-- EXCERPTED RECORDS start --

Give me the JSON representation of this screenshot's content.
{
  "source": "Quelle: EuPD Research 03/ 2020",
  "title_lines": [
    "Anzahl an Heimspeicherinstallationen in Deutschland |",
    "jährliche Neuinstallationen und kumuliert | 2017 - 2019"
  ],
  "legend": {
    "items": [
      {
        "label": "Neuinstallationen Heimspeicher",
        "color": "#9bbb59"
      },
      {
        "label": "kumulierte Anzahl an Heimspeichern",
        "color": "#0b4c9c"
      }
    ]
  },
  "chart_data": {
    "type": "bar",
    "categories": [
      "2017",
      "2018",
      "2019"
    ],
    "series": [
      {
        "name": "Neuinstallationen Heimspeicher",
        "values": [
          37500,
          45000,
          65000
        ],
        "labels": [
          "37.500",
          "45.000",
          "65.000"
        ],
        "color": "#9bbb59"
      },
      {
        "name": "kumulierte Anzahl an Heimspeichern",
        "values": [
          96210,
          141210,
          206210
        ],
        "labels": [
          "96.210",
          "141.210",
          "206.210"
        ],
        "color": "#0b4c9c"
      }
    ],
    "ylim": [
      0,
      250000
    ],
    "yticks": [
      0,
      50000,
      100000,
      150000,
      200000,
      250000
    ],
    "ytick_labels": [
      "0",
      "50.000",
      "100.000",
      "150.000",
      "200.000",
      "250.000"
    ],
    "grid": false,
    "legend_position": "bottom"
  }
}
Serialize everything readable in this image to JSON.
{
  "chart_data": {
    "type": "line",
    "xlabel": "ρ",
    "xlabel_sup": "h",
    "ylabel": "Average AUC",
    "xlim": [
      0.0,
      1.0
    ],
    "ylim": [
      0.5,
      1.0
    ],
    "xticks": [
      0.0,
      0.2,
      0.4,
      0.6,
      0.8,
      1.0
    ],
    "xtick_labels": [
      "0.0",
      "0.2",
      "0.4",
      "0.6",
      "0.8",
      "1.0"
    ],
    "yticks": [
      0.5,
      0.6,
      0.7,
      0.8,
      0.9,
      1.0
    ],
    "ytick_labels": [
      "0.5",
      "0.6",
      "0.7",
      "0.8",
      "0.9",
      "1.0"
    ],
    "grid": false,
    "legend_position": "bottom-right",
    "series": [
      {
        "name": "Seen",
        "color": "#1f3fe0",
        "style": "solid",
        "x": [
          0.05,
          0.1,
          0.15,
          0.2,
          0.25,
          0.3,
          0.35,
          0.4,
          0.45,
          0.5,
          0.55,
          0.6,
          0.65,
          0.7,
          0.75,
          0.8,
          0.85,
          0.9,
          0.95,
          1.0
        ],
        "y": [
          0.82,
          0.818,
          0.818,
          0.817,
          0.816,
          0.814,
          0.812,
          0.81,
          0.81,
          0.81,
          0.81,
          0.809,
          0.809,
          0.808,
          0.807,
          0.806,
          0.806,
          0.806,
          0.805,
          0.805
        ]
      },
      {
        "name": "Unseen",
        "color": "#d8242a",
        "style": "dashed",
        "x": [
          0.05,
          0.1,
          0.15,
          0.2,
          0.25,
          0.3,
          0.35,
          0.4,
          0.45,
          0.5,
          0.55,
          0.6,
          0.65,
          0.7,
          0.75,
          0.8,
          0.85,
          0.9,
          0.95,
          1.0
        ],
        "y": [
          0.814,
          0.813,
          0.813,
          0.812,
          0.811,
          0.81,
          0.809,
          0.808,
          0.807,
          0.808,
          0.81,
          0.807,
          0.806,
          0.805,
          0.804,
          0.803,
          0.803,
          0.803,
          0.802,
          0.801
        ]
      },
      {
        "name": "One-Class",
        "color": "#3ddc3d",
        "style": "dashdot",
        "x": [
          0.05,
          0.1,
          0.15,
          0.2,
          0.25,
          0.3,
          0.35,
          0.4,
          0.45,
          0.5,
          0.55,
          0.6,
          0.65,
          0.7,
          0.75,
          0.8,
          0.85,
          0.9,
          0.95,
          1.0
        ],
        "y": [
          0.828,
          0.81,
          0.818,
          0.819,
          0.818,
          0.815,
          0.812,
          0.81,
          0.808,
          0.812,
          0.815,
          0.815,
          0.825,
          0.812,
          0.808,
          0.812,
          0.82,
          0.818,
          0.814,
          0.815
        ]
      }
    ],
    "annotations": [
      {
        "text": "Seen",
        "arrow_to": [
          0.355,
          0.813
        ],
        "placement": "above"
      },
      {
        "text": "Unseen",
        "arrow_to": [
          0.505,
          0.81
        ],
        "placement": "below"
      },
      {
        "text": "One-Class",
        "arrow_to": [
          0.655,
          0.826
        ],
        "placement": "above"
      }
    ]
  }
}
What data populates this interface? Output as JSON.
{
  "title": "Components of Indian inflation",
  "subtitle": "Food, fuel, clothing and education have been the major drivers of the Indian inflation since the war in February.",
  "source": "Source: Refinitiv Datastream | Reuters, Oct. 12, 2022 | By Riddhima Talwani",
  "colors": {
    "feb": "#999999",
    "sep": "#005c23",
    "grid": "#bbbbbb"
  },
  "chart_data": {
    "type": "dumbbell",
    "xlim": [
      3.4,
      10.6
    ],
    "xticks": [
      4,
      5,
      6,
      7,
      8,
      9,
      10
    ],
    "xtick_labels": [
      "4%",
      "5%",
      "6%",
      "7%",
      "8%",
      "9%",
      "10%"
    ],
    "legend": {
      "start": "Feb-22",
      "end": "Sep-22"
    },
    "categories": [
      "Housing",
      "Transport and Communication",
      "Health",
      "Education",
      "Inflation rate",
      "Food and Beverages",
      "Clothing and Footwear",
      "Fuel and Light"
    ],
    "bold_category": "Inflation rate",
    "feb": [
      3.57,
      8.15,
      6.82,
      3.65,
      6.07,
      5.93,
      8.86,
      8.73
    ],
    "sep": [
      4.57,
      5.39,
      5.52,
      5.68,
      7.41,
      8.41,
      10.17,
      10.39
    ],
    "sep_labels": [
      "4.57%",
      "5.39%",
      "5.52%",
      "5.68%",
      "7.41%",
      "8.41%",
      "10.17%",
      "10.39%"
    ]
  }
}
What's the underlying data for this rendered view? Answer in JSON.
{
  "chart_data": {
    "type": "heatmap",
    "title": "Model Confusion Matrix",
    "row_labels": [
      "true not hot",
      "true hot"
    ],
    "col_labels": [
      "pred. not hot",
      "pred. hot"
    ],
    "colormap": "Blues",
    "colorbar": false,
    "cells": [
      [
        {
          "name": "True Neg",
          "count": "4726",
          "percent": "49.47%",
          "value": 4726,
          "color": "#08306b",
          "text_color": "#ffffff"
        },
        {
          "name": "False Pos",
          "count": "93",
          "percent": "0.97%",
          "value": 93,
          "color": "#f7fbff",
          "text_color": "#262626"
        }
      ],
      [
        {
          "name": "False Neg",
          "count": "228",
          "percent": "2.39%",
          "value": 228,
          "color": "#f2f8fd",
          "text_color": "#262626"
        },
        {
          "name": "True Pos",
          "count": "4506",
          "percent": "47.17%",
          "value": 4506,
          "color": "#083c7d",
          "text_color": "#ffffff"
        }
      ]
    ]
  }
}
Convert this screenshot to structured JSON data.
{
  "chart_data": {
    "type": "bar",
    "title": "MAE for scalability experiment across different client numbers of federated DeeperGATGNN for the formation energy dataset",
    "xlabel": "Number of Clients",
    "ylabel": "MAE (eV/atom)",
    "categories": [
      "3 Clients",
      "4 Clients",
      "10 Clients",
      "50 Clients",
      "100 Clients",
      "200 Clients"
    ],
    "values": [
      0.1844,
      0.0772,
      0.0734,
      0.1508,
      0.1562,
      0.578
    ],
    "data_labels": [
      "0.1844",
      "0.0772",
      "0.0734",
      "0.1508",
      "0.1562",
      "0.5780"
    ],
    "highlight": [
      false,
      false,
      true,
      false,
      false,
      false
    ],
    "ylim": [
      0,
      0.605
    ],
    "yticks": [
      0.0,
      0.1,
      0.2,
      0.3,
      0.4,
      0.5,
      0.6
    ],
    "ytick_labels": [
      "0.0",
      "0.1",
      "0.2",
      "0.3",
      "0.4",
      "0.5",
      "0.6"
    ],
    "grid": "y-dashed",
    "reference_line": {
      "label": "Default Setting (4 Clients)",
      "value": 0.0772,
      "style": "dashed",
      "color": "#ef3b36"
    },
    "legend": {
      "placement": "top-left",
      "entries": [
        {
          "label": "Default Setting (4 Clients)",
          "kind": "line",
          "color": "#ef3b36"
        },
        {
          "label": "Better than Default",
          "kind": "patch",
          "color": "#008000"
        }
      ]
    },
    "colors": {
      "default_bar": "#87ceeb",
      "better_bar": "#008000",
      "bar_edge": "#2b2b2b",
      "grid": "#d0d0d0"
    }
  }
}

-- EXCERPTED RECORDS end --

◆ GIVEN INSTRUCTION ◆
Looking at the listing above, how many of its lines contain the string "JSON"? Give the number alone.

◆ RESPONSE BELOW ◆
5